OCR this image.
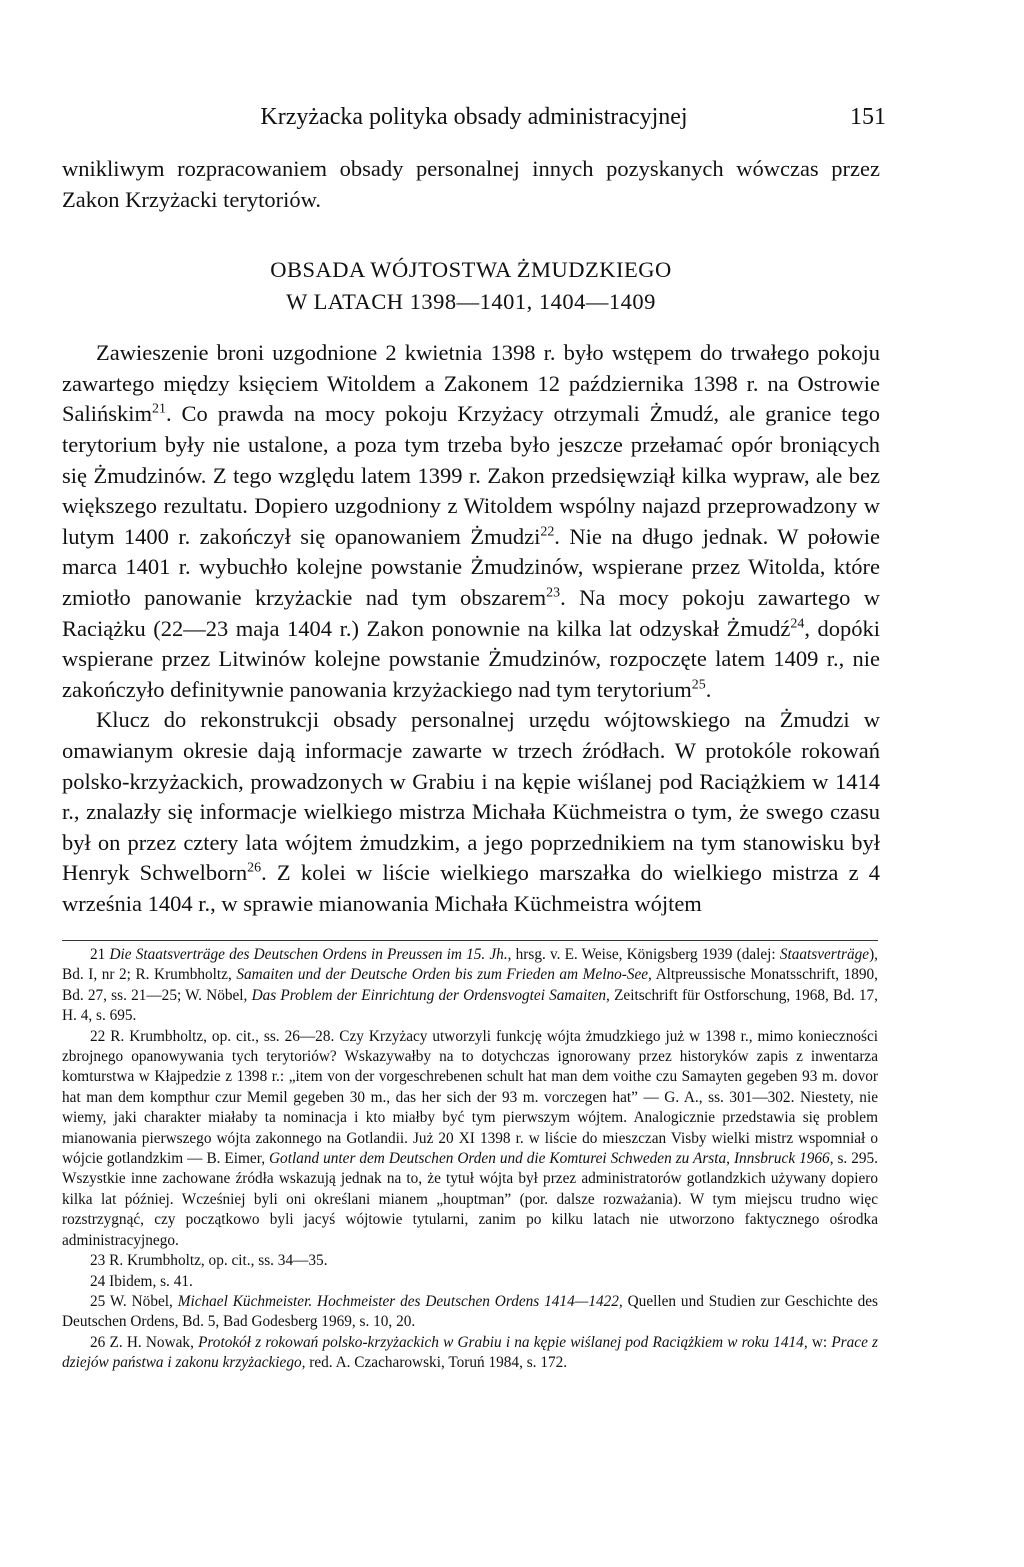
Krzyżacka polityka obsady administracyjnej	151

wnikliwym rozpracowaniem obsady personalnej innych pozyskanych wówczas przez Zakon Krzyżacki terytoriów.

OBSADA WÓJTOSTWA ŻMUDZKIEGO
W LATACH 1398—1401, 1404—1409

Zawieszenie broni uzgodnione 2 kwietnia 1398 r. było wstępem do trwałego pokoju zawartego między księciem Witoldem a Zakonem 12 października 1398 r. na Ostrowie Salińskim$^{21}$. Co prawda na mocy pokoju Krzyżacy otrzymali Żmudź, ale granice tego terytorium były nie ustalone, a poza tym trzeba było jeszcze przełamać opór broniących się Żmudzinów. Z tego względu latem 1399 r. Zakon przedsięwziął kilka wypraw, ale bez większego rezultatu. Dopiero uzgodniony z Witoldem wspólny najazd przeprowadzony w lutym 1400 r. zakończył się opanowaniem Żmudzi$^{22}$. Nie na długo jednak. W połowie marca 1401 r. wybuchło kolejne powstanie Żmudzinów, wspierane przez Witolda, które zmiotło panowanie krzyżackie nad tym obszarem$^{23}$. Na mocy pokoju zawartego w Raciążku (22—23 maja 1404 r.) Zakon ponownie na kilka lat odzyskał Żmudź$^{24}$, dopóki wspierane przez Litwinów kolejne powstanie Żmudzinów, rozpoczęte latem 1409 r., nie zakończyło definitywnie panowania krzyżackiego nad tym terytorium$^{25}$.

Klucz do rekonstrukcji obsady personalnej urzędu wójtowskiego na Żmudzi w omawianym okresie dają informacje zawarte w trzech źródłach. W protokóle rokowań polsko-krzyżackich, prowadzonych w Grabiu i na kępie wiślanej pod Raciążkiem w 1414 r., znalazły się informacje wielkiego mistrza Michała Küchmeistra o tym, że swego czasu był on przez cztery lata wójtem żmudzkim, a jego poprzednikiem na tym stanowisku był Henryk Schwelborn$^{26}$. Z kolei w liście wielkiego marszałka do wielkiego mistrza z 4 września 1404 r., w sprawie mianowania Michała Küchmeistra wójtem

21 Die Staatsverträge des Deutschen Ordens in Preussen im 15. Jh., hrsg. v. E. Weise, Königsberg 1939 (dalej: Staatsverträge), Bd. I, nr 2; R. Krumbholtz, Samaiten und der Deutsche Orden bis zum Frieden am Melno-See, Altpreussische Monatsschrift, 1890, Bd. 27, ss. 21—25; W. Nöbel, Das Problem der Einrichtung der Ordensvogtei Samaiten, Zeitschrift für Ostforschung, 1968, Bd. 17, H. 4, s. 695.

22 R. Krumbholtz, op. cit., ss. 26—28. Czy Krzyżacy utworzyli funkcję wójta żmudzkiego już w 1398 r., mimo konieczności zbrojnego opanowywania tych terytoriów? Wskazywałby na to dotychczas ignorowany przez historyków zapis z inwentarza komturstwa w Kłajpedzie z 1398 r.: „item von der vorgeschrebenen schult hat man dem voithe czu Samayten gegeben 93 m. dovor hat man dem kompthur czur Memil gegeben 30 m., das her sich der 93 m. vorczegen hat” — G. A., ss. 301—302. Niestety, nie wiemy, jaki charakter miałaby ta nominacja i kto miałby być tym pierwszym wójtem. Analogicznie przedstawia się problem mianowania pierwszego wójta zakonnego na Gotlandii. Już 20 XI 1398 r. w liście do mieszczan Visby wielki mistrz wspomniał o wójcie gotlandzkim — B. Eimer, Gotland unter dem Deutschen Orden und die Komturei Schweden zu Arsta, Innsbruck 1966, s. 295. Wszystkie inne zachowane źródła wskazują jednak na to, że tytuł wójta był przez administratorów gotlandzkich używany dopiero kilka lat później. Wcześniej byli oni określani mianem „houptman” (por. dalsze rozważania). W tym miejscu trudno więc rozstrzygnąć, czy początkowo byli jacyś wójtowie tytularni, zanim po kilku latach nie utworzono faktycznego ośrodka administracyjnego.

23 R. Krumbholtz, op. cit., ss. 34—35.

24 Ibidem, s. 41.

25 W. Nöbel, Michael Küchmeister. Hochmeister des Deutschen Ordens 1414—1422, Quellen und Studien zur Geschichte des Deutschen Ordens, Bd. 5, Bad Godesberg 1969, s. 10, 20.

26 Z. H. Nowak, Protokół z rokowań polsko-krzyżackich w Grabiu i na kępie wiślanej pod Raciążkiem w roku 1414, w: Prace z dziejów państwa i zakonu krzyżackiego, red. A. Czacharowski, Toruń 1984, s. 172.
+--
**WHAT YOU HAVE TO DO:** Reproduce all of the data exactly, omitting each picture it holds.

**SOLUTION:**
OCR this image.
Krzyżacka polityka obsady administracyjnej	151

wnikliwym rozpracowaniem obsady personalnej innych pozyskanych wówczas przez Zakon Krzyżacki terytoriów.

OBSADA WÓJTOSTWA ŻMUDZKIEGO
W LATACH 1398—1401, 1404—1409

Zawieszenie broni uzgodnione 2 kwietnia 1398 r. było wstępem do trwałego pokoju zawartego między księciem Witoldem a Zakonem 12 października 1398 r. na Ostrowie Salińskim$^{21}$. Co prawda na mocy pokoju Krzyżacy otrzymali Żmudź, ale granice tego terytorium były nie ustalone, a poza tym trzeba było jeszcze przełamać opór broniących się Żmudzinów. Z tego względu latem 1399 r. Zakon przedsięwziął kilka wypraw, ale bez większego rezultatu. Dopiero uzgodniony z Witoldem wspólny najazd przeprowadzony w lutym 1400 r. zakończył się opanowaniem Żmudzi$^{22}$. Nie na długo jednak. W połowie marca 1401 r. wybuchło kolejne powstanie Żmudzinów, wspierane przez Witolda, które zmiotło panowanie krzyżackie nad tym obszarem$^{23}$. Na mocy pokoju zawartego w Raciążku (22—23 maja 1404 r.) Zakon ponownie na kilka lat odzyskał Żmudź$^{24}$, dopóki wspierane przez Litwinów kolejne powstanie Żmudzinów, rozpoczęte latem 1409 r., nie zakończyło definitywnie panowania krzyżackiego nad tym terytorium$^{25}$.

Klucz do rekonstrukcji obsady personalnej urzędu wójtowskiego na Żmudzi w omawianym okresie dają informacje zawarte w trzech źródłach. W protokóle rokowań polsko-krzyżackich, prowadzonych w Grabiu i na kępie wiślanej pod Raciążkiem w 1414 r., znalazły się informacje wielkiego mistrza Michała Küchmeistra o tym, że swego czasu był on przez cztery lata wójtem żmudzkim, a jego poprzednikiem na tym stanowisku był Henryk Schwelborn$^{26}$. Z kolei w liście wielkiego marszałka do wielkiego mistrza z 4 września 1404 r., w sprawie mianowania Michała Küchmeistra wójtem

21 Die Staatsverträge des Deutschen Ordens in Preussen im 15. Jh., hrsg. v. E. Weise, Königsberg 1939 (dalej: Staatsverträge), Bd. I, nr 2; R. Krumbholtz, Samaiten und der Deutsche Orden bis zum Frieden am Melno-See, Altpreussische Monatsschrift, 1890, Bd. 27, ss. 21—25; W. Nöbel, Das Problem der Einrichtung der Ordensvogtei Samaiten, Zeitschrift für Ostforschung, 1968, Bd. 17, H. 4, s. 695.

22 R. Krumbholtz, op. cit., ss. 26—28. Czy Krzyżacy utworzyli funkcję wójta żmudzkiego już w 1398 r., mimo konieczności zbrojnego opanowywania tych terytoriów? Wskazywałby na to dotychczas ignorowany przez historyków zapis z inwentarza komturstwa w Kłajpedzie z 1398 r.: „item von der vorgeschrebenen schult hat man dem voithe czu Samayten gegeben 93 m. dovor hat man dem kompthur czur Memil gegeben 30 m., das her sich der 93 m. vorczegen hat” — G. A., ss. 301—302. Niestety, nie wiemy, jaki charakter miałaby ta nominacja i kto miałby być tym pierwszym wójtem. Analogicznie przedstawia się problem mianowania pierwszego wójta zakonnego na Gotlandii. Już 20 XI 1398 r. w liście do mieszczan Visby wielki mistrz wspomniał o wójcie gotlandzkim — B. Eimer, Gotland unter dem Deutschen Orden und die Komturei Schweden zu Arsta, Innsbruck 1966, s. 295. Wszystkie inne zachowane źródła wskazują jednak na to, że tytuł wójta był przez administratorów gotlandzkich używany dopiero kilka lat później. Wcześniej byli oni określani mianem „houptman” (por. dalsze rozważania). W tym miejscu trudno więc rozstrzygnąć, czy początkowo byli jacyś wójtowie tytularni, zanim po kilku latach nie utworzono faktycznego ośrodka administracyjnego.

23 R. Krumbholtz, op. cit., ss. 34—35.

24 Ibidem, s. 41.

25 W. Nöbel, Michael Küchmeister. Hochmeister des Deutschen Ordens 1414—1422, Quellen und Studien zur Geschichte des Deutschen Ordens, Bd. 5, Bad Godesberg 1969, s. 10, 20.

26 Z. H. Nowak, Protokół z rokowań polsko-krzyżackich w Grabiu i na kępie wiślanej pod Raciążkiem w roku 1414, w: Prace z dziejów państwa i zakonu krzyżackiego, red. A. Czacharowski, Toruń 1984, s. 172.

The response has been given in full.